**Goal of the exercise**
Extract every line where the string "Thiết" appears.

**Material provided**
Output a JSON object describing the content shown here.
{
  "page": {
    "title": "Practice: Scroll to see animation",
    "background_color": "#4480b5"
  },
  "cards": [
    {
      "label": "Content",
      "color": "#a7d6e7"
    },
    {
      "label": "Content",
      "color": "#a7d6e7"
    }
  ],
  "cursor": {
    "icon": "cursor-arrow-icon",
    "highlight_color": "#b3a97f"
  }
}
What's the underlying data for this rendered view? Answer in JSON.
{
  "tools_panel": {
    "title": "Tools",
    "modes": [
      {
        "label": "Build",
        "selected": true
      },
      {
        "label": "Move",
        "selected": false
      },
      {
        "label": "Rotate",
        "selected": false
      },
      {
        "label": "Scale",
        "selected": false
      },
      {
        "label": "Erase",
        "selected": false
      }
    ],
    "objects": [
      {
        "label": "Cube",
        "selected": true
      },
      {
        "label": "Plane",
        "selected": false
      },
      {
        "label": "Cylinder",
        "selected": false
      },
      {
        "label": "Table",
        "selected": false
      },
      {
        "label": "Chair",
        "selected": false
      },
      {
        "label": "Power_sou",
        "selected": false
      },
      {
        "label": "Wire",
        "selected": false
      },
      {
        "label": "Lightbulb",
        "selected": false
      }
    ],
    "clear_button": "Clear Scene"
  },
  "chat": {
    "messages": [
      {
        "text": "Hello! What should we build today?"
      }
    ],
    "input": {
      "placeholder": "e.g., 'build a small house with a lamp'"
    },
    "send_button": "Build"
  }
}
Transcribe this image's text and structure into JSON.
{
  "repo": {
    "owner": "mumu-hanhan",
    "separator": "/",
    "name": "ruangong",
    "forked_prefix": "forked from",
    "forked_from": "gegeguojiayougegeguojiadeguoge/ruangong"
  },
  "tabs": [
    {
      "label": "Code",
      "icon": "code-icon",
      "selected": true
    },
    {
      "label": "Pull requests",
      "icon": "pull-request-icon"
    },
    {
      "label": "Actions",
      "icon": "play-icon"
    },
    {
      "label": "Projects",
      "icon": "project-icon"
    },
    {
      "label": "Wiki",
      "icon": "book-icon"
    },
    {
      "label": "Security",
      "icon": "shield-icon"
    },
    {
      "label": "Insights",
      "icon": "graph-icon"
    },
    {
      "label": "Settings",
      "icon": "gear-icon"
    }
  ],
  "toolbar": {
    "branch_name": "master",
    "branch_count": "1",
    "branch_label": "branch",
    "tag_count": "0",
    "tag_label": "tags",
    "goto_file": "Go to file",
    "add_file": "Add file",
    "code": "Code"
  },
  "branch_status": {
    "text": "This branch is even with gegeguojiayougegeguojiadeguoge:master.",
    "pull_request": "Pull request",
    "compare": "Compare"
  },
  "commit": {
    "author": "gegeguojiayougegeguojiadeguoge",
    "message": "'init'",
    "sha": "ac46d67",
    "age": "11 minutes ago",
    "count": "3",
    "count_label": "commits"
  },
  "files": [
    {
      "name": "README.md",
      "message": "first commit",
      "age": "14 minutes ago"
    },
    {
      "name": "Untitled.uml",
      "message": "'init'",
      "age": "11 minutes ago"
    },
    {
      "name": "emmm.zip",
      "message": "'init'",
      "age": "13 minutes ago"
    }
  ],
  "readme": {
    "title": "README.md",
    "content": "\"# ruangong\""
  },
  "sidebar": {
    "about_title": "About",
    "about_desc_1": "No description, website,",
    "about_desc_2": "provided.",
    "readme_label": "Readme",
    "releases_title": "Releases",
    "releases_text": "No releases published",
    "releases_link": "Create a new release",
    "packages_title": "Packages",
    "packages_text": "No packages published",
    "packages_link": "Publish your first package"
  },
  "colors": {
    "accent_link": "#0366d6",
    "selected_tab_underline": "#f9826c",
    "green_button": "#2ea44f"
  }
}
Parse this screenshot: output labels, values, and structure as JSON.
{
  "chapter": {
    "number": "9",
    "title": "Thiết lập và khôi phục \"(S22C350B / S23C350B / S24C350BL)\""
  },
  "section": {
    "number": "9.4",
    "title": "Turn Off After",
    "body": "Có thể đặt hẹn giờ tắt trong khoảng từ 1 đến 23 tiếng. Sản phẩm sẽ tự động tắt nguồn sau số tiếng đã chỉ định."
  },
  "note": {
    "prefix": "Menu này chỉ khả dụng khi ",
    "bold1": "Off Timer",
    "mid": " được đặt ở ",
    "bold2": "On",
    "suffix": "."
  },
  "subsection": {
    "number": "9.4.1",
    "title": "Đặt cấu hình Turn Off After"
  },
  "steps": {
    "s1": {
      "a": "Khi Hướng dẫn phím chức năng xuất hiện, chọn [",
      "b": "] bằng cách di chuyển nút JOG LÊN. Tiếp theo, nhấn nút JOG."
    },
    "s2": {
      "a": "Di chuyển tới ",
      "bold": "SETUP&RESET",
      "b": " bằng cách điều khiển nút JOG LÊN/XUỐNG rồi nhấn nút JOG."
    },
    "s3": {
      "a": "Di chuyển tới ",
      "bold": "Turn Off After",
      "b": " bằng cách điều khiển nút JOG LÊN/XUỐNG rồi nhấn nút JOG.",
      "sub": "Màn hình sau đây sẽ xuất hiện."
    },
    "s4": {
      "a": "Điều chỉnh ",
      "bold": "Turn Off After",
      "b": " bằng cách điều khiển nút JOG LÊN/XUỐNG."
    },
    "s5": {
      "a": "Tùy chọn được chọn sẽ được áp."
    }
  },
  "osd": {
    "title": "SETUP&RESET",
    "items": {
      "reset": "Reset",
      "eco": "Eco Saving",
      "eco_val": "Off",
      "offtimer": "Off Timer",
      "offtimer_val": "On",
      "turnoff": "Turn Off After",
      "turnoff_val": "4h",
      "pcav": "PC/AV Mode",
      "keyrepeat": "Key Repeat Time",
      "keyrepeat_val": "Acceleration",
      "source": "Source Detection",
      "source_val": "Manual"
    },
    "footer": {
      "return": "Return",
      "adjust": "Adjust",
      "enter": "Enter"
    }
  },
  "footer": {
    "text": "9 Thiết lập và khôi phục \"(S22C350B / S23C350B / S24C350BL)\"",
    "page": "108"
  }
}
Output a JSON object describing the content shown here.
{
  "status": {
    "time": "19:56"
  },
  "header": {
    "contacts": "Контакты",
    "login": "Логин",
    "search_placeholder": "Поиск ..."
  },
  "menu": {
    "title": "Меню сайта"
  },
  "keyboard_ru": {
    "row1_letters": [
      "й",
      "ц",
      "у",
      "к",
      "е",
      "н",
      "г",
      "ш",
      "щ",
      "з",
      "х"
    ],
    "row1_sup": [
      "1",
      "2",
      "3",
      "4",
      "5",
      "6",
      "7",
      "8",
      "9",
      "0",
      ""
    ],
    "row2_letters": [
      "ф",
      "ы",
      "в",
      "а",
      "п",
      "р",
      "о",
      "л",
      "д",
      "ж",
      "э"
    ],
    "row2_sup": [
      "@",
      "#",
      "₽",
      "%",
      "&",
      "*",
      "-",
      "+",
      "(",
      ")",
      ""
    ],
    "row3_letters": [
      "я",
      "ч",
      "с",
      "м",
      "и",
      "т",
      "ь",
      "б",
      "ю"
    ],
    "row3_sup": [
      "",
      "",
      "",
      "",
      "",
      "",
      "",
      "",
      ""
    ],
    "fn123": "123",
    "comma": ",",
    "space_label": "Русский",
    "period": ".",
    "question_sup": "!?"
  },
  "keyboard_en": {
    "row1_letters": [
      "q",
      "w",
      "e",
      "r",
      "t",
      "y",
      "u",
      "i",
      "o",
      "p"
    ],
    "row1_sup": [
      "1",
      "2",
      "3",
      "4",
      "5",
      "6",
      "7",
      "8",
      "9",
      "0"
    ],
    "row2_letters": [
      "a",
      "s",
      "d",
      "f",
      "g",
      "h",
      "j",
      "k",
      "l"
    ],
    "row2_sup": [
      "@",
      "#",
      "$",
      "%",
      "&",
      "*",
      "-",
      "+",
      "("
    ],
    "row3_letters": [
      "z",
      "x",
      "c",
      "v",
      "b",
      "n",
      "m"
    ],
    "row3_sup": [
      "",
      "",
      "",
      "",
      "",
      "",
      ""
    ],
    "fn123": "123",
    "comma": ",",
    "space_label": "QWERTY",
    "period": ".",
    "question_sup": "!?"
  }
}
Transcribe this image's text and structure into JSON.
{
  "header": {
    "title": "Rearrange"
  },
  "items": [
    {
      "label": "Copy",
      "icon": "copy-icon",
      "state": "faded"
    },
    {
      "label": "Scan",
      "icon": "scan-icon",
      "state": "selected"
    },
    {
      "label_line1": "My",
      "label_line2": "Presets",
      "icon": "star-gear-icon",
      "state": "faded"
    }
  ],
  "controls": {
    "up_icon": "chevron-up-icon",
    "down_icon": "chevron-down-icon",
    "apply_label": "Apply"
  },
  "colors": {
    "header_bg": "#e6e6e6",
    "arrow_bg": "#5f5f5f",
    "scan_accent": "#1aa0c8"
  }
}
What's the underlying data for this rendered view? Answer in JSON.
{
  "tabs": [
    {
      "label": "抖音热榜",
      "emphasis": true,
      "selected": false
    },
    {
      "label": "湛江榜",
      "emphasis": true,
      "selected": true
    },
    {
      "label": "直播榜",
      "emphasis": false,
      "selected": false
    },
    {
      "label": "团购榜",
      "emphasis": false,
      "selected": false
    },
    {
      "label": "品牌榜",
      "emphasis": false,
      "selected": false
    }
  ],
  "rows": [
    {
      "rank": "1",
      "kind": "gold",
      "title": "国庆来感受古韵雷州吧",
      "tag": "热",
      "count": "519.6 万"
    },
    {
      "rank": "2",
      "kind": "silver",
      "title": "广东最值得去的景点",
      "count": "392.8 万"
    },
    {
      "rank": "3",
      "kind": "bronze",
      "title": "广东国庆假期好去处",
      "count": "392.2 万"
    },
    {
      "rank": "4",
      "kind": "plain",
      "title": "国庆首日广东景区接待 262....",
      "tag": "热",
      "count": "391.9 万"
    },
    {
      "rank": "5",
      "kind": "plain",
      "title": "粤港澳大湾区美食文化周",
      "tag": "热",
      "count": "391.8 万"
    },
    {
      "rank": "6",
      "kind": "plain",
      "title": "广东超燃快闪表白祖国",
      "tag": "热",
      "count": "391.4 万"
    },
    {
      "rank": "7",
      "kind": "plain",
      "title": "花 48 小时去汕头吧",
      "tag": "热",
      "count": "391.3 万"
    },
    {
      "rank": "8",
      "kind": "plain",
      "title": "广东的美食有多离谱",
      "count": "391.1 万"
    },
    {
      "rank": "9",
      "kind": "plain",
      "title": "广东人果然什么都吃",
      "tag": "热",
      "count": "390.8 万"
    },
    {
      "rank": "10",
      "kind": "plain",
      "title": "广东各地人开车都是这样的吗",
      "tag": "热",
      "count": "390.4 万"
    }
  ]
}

**Full answer**
    "title": "Thiết lập và khôi phục \"(S22C350B / S23C350B / S24C350BL)\""
    "text": "9 Thiết lập và khôi phục \"(S22C350B / S23C350B / S24C350BL)\"",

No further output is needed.